[Records excerpted from a collection]
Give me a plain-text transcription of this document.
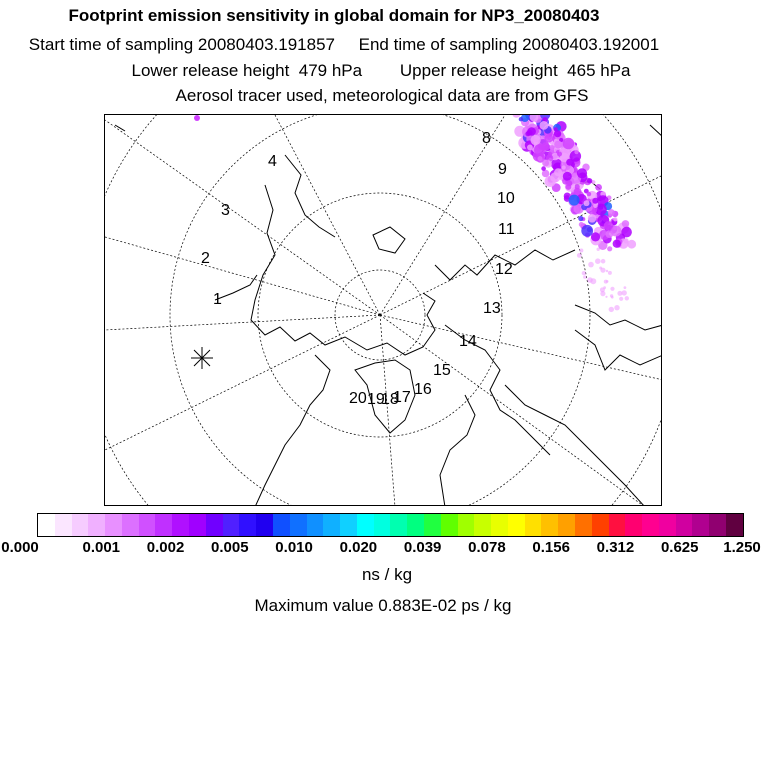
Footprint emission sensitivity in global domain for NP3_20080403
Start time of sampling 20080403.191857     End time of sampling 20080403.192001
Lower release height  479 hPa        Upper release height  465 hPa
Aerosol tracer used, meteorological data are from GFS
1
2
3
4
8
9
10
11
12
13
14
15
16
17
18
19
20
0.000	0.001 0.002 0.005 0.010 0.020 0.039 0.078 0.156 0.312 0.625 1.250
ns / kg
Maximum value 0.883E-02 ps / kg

▸ Set task
The records above must be transcribed exactly. Pictures are left out of the copy.

▸ Result of the exercise
Give me a plain-text transcription of this document.
Footprint emission sensitivity in global domain for NP3_20080403
Start time of sampling 20080403.191857     End time of sampling 20080403.192001
Lower release height  479 hPa        Upper release height  465 hPa
Aerosol tracer used, meteorological data are from GFS
1
2
3
4
8
9
10
11
12
13
14
15
16
17
18
19
20
0.000	0.001 0.002 0.005 0.010 0.020 0.039 0.078 0.156 0.312 0.625 1.250
ns / kg
Maximum value 0.883E-02 ps / kg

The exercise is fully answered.